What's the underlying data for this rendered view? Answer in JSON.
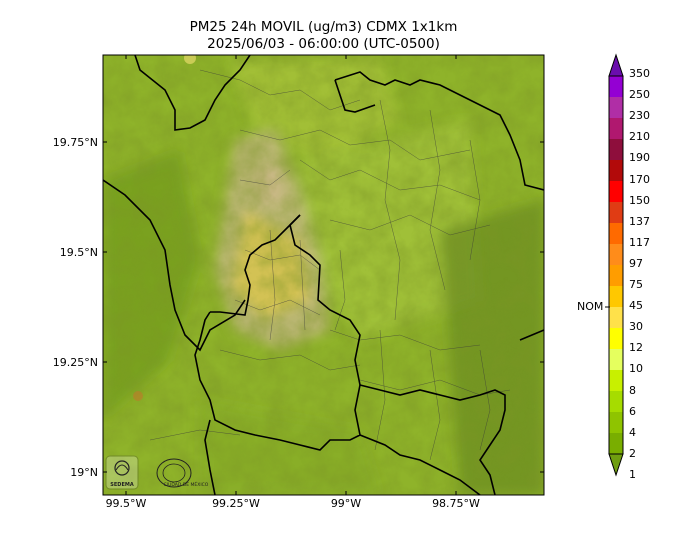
{
  "title": {
    "line1": "PM25 24h MOVIL (ug/m3) CDMX 1x1km",
    "line2": "2025/06/03 - 06:00:00 (UTC-0500)"
  },
  "axes": {
    "y_ticks": [
      "19.75°N",
      "19.5°N",
      "19.25°N",
      "19°N"
    ],
    "x_ticks": [
      "99.5°W",
      "99.25°W",
      "99°W",
      "98.75°W"
    ]
  },
  "colorbar": {
    "labels": [
      "350",
      "250",
      "230",
      "210",
      "190",
      "170",
      "150",
      "137",
      "117",
      "97",
      "75",
      "45",
      "30",
      "12",
      "10",
      "8",
      "6",
      "4",
      "2",
      "1"
    ],
    "colors": [
      "#6a0dad",
      "#9400d3",
      "#b02ea6",
      "#b0186f",
      "#8e0e3c",
      "#b20a0a",
      "#ff0000",
      "#e03c14",
      "#ff6a00",
      "#ff8c1a",
      "#ff9d00",
      "#ffc800",
      "#ffe14a",
      "#ffff00",
      "#e5ff5e",
      "#c8f000",
      "#a6dc00",
      "#8fc400",
      "#79ae00",
      "#6f9e10"
    ],
    "marker_label": "NOM"
  },
  "logos": [
    "SEDEMA",
    "CIUDAD DE MÉXICO"
  ]
}
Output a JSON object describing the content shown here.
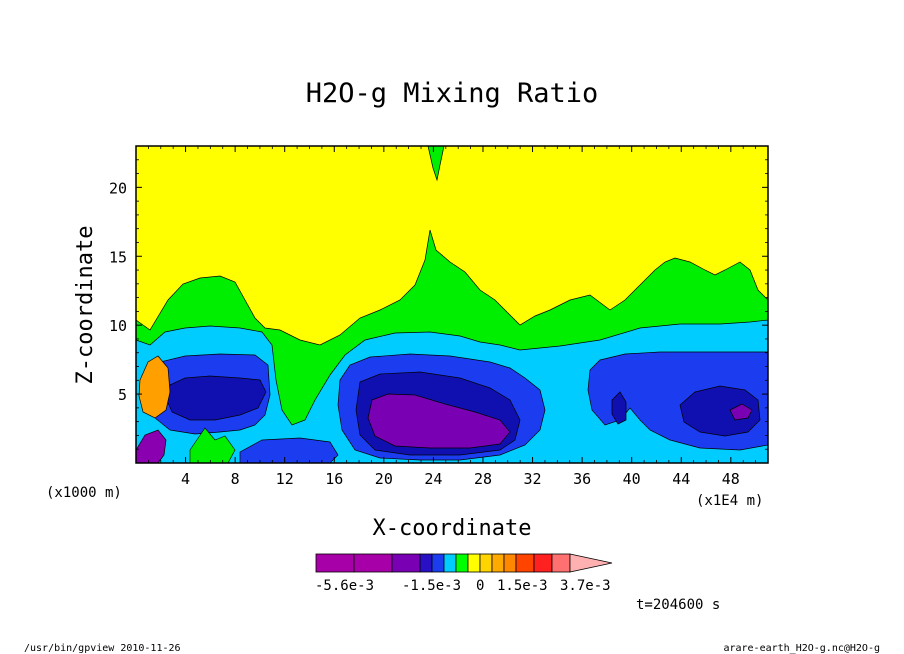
{
  "chart_data": {
    "type": "heatmap",
    "title": "H2O-g Mixing Ratio",
    "xlabel": "X-coordinate",
    "ylabel": "Z-coordinate",
    "x_unit_left": "(x1000 m)",
    "x_unit_right": "(x1E4 m)",
    "x_ticks": [
      4,
      8,
      12,
      16,
      20,
      24,
      28,
      32,
      36,
      40,
      44,
      48
    ],
    "y_ticks": [
      5,
      10,
      15,
      20
    ],
    "xlim": [
      0,
      51
    ],
    "ylim": [
      0,
      23
    ],
    "colorbar": {
      "colors": [
        "#a800a8",
        "#a800a8",
        "#7a00b4",
        "#2a10c4",
        "#1c3cf0",
        "#00ccff",
        "#00ff00",
        "#ffff00",
        "#ffd400",
        "#ffaa00",
        "#ff8800",
        "#ff4400",
        "#ff2020",
        "#ff7070",
        "#ffb0b0"
      ],
      "labels": [
        "-5.6e-3",
        "-1.5e-3",
        "0",
        "1.5e-3",
        "3.7e-3"
      ]
    },
    "regions": [
      {
        "level": "yellow",
        "color": "#ffff00",
        "description": "upper domain"
      },
      {
        "level": "green",
        "color": "#00ee00"
      },
      {
        "level": "cyan",
        "color": "#00ccff"
      },
      {
        "level": "blue",
        "color": "#1c3cf0"
      },
      {
        "level": "dark-blue",
        "color": "#1010b0"
      },
      {
        "level": "purple",
        "color": "#7a00b4"
      },
      {
        "level": "orange",
        "color": "#ffa000"
      }
    ],
    "time_label": "t=204600 s"
  },
  "footer": {
    "left": "/usr/bin/gpview  2010-11-26",
    "right": "arare-earth_H2O-g.nc@H2O-g"
  }
}
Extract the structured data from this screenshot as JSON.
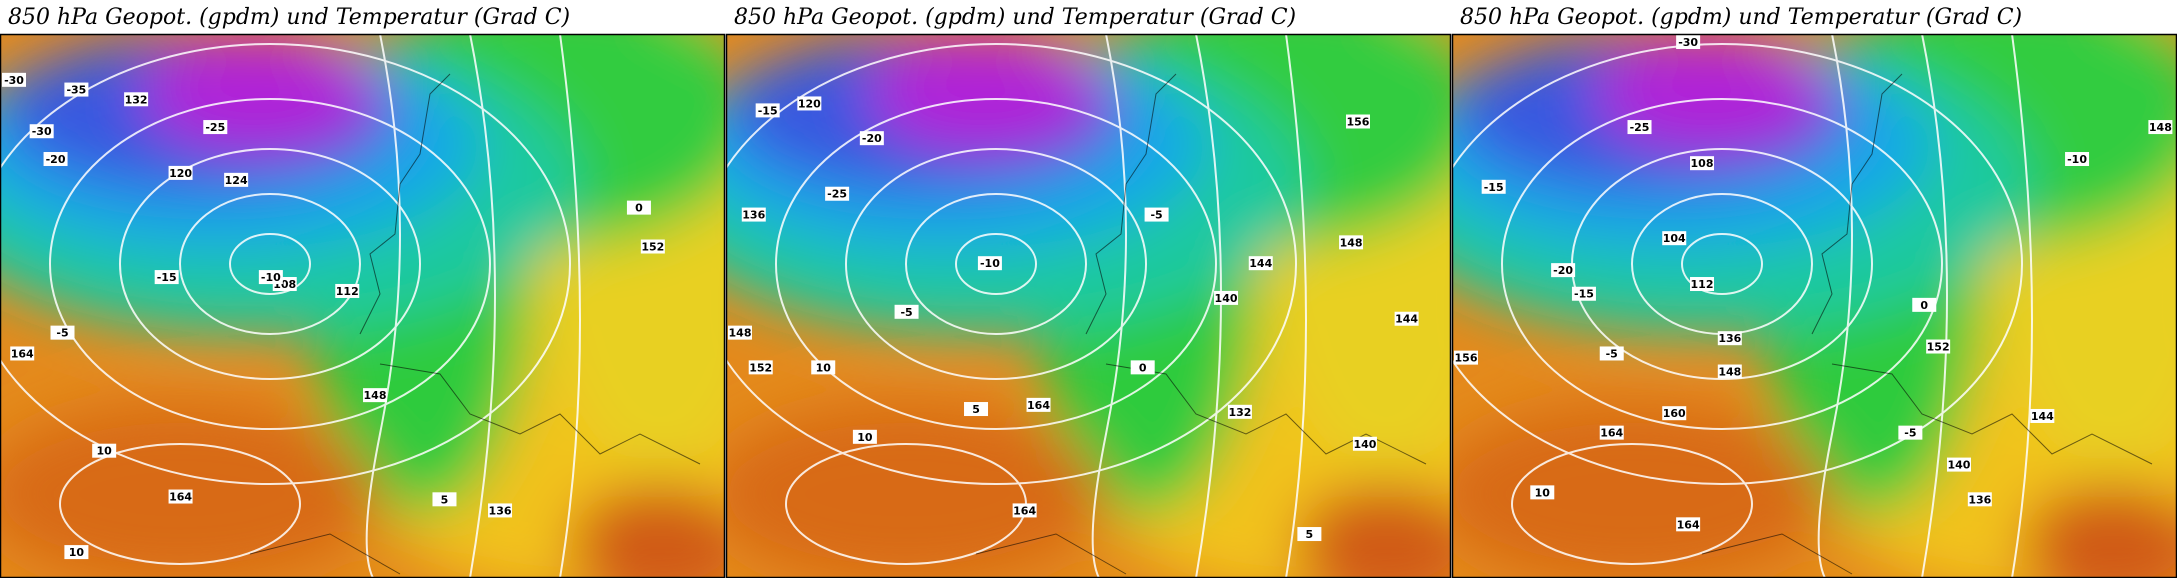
{
  "panels": [
    {
      "title": "850 hPa Geopot. (gpdm) und Temperatur (Grad C)",
      "labels": [
        "-30",
        "-35",
        "132",
        "-30",
        "-25",
        "-20",
        "120",
        "124",
        "-15",
        "108",
        "112",
        "-10",
        "-5",
        "164",
        "10",
        "164",
        "148",
        "136",
        "152",
        "0",
        "5",
        "10"
      ]
    },
    {
      "title": "850 hPa Geopot. (gpdm) und Temperatur (Grad C)",
      "labels": [
        "-15",
        "136",
        "-25",
        "-20",
        "120",
        "-10",
        "-5",
        "148",
        "152",
        "10",
        "5",
        "164",
        "10",
        "164",
        "0",
        "140",
        "144",
        "-5",
        "132",
        "5",
        "140",
        "144",
        "148",
        "156"
      ]
    },
    {
      "title": "850 hPa Geopot. (gpdm) und Temperatur (Grad C)",
      "labels": [
        "-15",
        "-25",
        "-30",
        "108",
        "104",
        "-20",
        "-15",
        "112",
        "136",
        "148",
        "-5",
        "156",
        "160",
        "164",
        "10",
        "164",
        "0",
        "152",
        "-5",
        "140",
        "136",
        "144",
        "148",
        "-10"
      ]
    }
  ]
}
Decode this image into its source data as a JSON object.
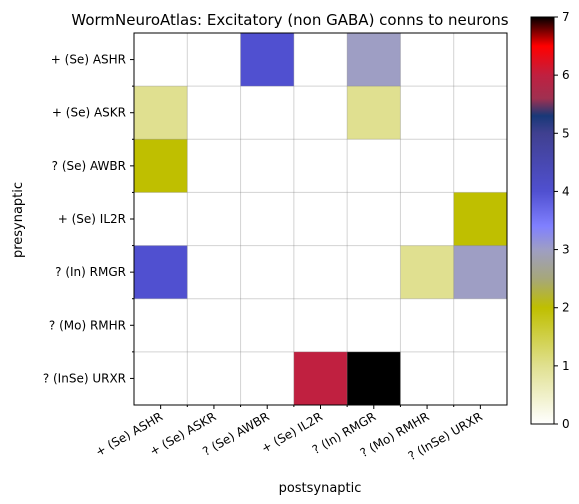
{
  "chart_data": {
    "type": "heatmap",
    "title": "WormNeuroAtlas: Excitatory (non GABA) conns to neurons",
    "xlabel": "postsynaptic",
    "ylabel": "presynaptic",
    "x_categories": [
      "+ (Se) ASHR",
      "+ (Se) ASKR",
      "? (Se) AWBR",
      "+ (Se) IL2R",
      "? (In) RMGR",
      "? (Mo) RMHR",
      "? (InSe) URXR"
    ],
    "y_categories": [
      "+ (Se) ASHR",
      "+ (Se) ASKR",
      "? (Se) AWBR",
      "+ (Se) IL2R",
      "? (In) RMGR",
      "? (Mo) RMHR",
      "? (InSe) URXR"
    ],
    "values": [
      [
        0,
        0,
        4,
        0,
        3,
        0,
        0
      ],
      [
        1,
        0,
        0,
        0,
        1,
        0,
        0
      ],
      [
        2,
        0,
        0,
        0,
        0,
        0,
        0
      ],
      [
        0,
        0,
        0,
        0,
        0,
        0,
        2
      ],
      [
        4,
        0,
        0,
        0,
        0,
        1,
        3
      ],
      [
        0,
        0,
        0,
        0,
        0,
        0,
        0
      ],
      [
        0,
        0,
        0,
        6,
        7,
        0,
        0
      ]
    ],
    "colorbar": {
      "min": 0,
      "max": 7,
      "ticks": [
        "0",
        "1",
        "2",
        "3",
        "4",
        "5",
        "6",
        "7"
      ],
      "colormap": "gist_stern_r-like",
      "stops": [
        {
          "v": 0.0,
          "c": "#ffffff"
        },
        {
          "v": 1.0,
          "c": "#e0e090"
        },
        {
          "v": 2.0,
          "c": "#bfbf00"
        },
        {
          "v": 2.5,
          "c": "#a6a77a"
        },
        {
          "v": 3.0,
          "c": "#9e9ec4"
        },
        {
          "v": 3.4,
          "c": "#8080ff"
        },
        {
          "v": 4.0,
          "c": "#5050d0"
        },
        {
          "v": 5.0,
          "c": "#404090"
        },
        {
          "v": 5.3,
          "c": "#183878"
        },
        {
          "v": 5.6,
          "c": "#a03050"
        },
        {
          "v": 6.0,
          "c": "#c02040"
        },
        {
          "v": 6.5,
          "c": "#ff0000"
        },
        {
          "v": 7.0,
          "c": "#000000"
        }
      ]
    },
    "grid": true
  }
}
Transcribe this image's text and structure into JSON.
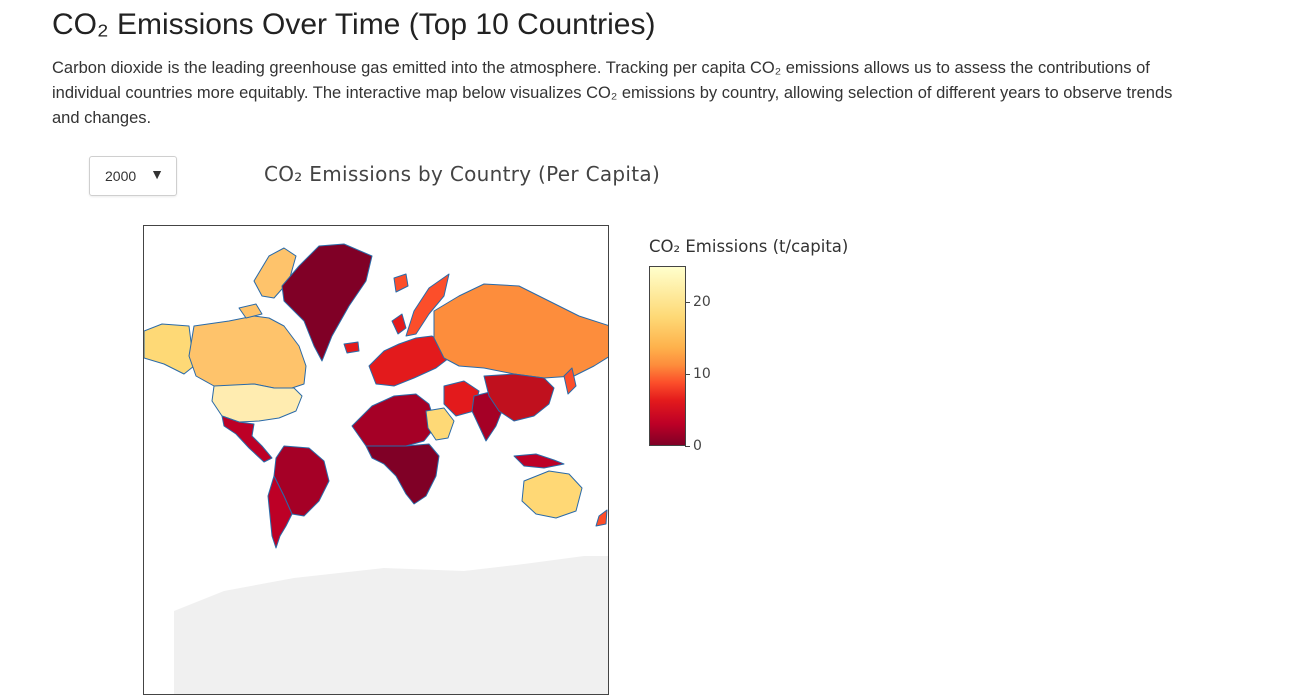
{
  "page": {
    "title": "CO₂ Emissions Over Time (Top 10 Countries)",
    "description": "Carbon dioxide is the leading greenhouse gas emitted into the atmosphere. Tracking per capita CO₂ emissions allows us to assess the contributions of individual countries more equitably. The interactive map below visualizes CO₂ emissions by country, allowing selection of different years to observe trends and changes."
  },
  "controls": {
    "year_selected": "2000",
    "caret": "▼"
  },
  "chart_data": {
    "type": "heatmap",
    "title": "CO₂ Emissions by Country (Per Capita)",
    "colorbar": {
      "title": "CO₂ Emissions (t/capita)",
      "ticks": [
        "20",
        "10",
        "0"
      ],
      "range": [
        0,
        25
      ],
      "colorscale": [
        "#800026",
        "#bd0026",
        "#e31a1c",
        "#fc4e2a",
        "#fd8d3c",
        "#feb24c",
        "#fed976",
        "#ffffcc"
      ]
    }
  },
  "colors": {
    "border": "#2a6aa8",
    "antarctica": "#f0f0f0"
  }
}
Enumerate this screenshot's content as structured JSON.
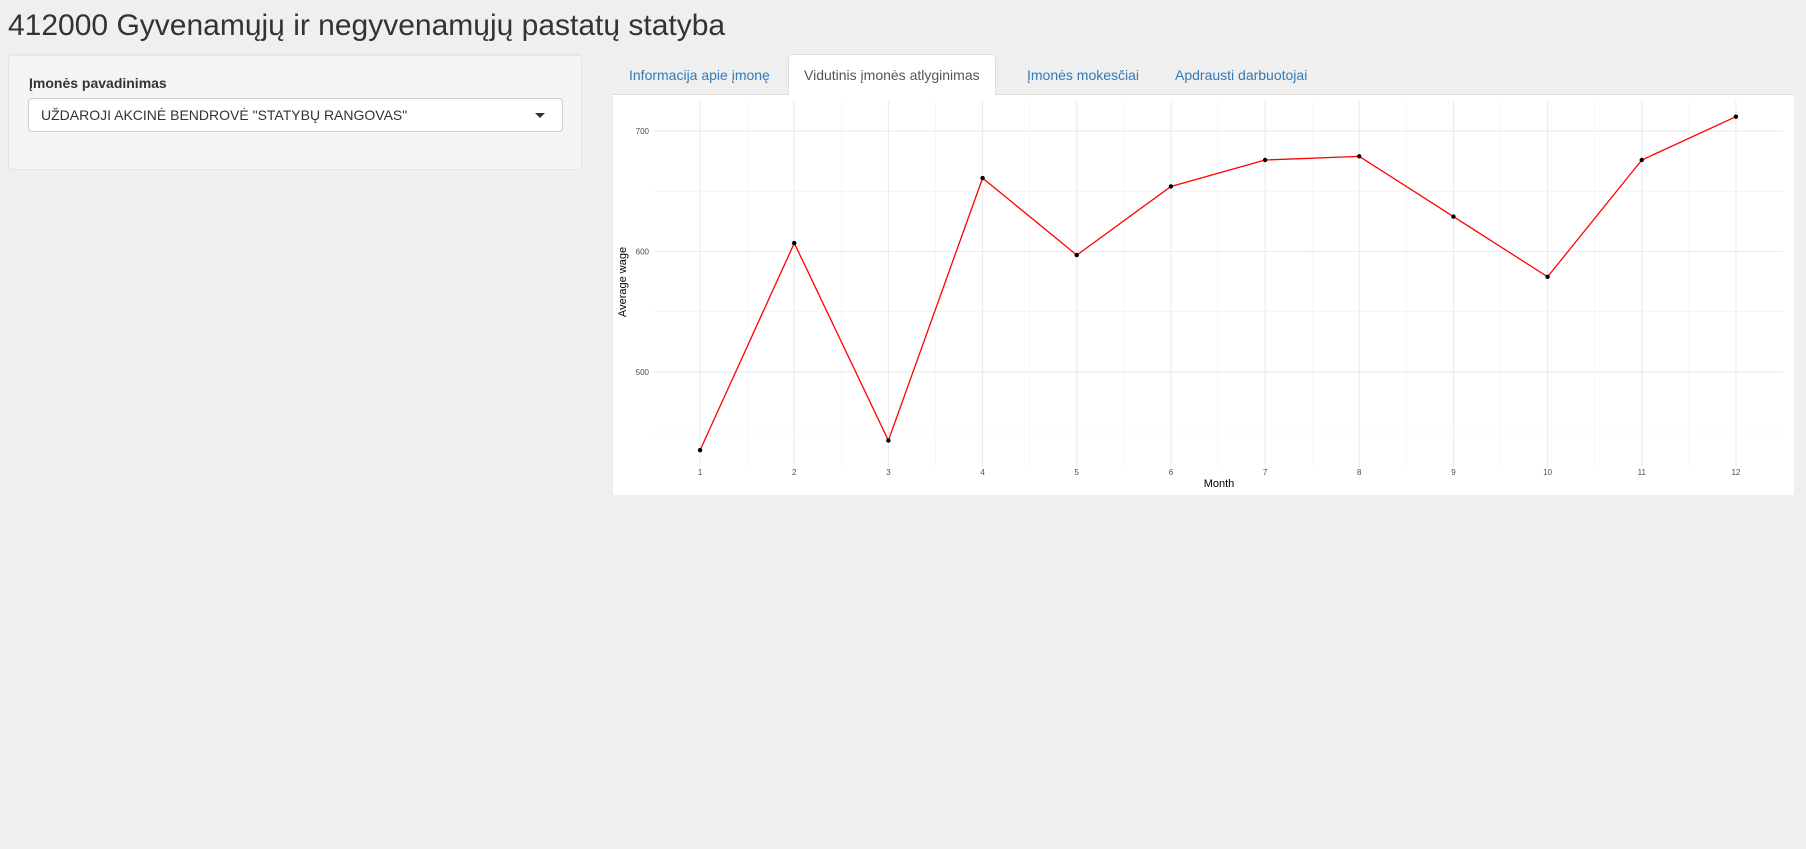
{
  "page": {
    "title": "412000 Gyvenamųjų ir negyvenamųjų pastatų statyba"
  },
  "sidebar": {
    "company_label": "Įmonės pavadinimas",
    "company_selected": "UŽDAROJI AKCINĖ BENDROVĖ \"STATYBŲ RANGOVAS\""
  },
  "tabs": [
    {
      "label": "Informacija apie įmonę",
      "active": false
    },
    {
      "label": "Vidutinis įmonės atlyginimas",
      "active": true
    },
    {
      "label": "Įmonės mokesčiai",
      "active": false
    },
    {
      "label": "Apdrausti darbuotojai",
      "active": false
    }
  ],
  "colors": {
    "line": "#ff0000",
    "points": "#000000",
    "link": "#337ab7"
  },
  "chart_data": {
    "type": "line",
    "xlabel": "Month",
    "ylabel": "Average wage",
    "x": [
      1,
      2,
      3,
      4,
      5,
      6,
      7,
      8,
      9,
      10,
      11,
      12
    ],
    "values": [
      435,
      607,
      443,
      661,
      597,
      654,
      676,
      679,
      629,
      579,
      676,
      712
    ],
    "xticks": [
      1,
      2,
      3,
      4,
      5,
      6,
      7,
      8,
      9,
      10,
      11,
      12
    ],
    "yticks": [
      500,
      600,
      700
    ],
    "xlim": [
      0.5,
      12.5
    ],
    "ylim": [
      421,
      725
    ],
    "grid": true,
    "legend": "none"
  }
}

- DIRECTIONS FOR THIS TASK:
Where a line of the material above holds the string "JSON", copy that line.

- ANSWER TO THIS EXERCISE:
What's the underlying data for this rendered view? Answer in JSON.
Output a JSON object describing the content shown here.
Extract the structured data from this screenshot as JSON.
Decode this image into its source data as a JSON object.
Transcribe this image's text and structure into JSON.
Enumerate this screenshot's content as structured JSON.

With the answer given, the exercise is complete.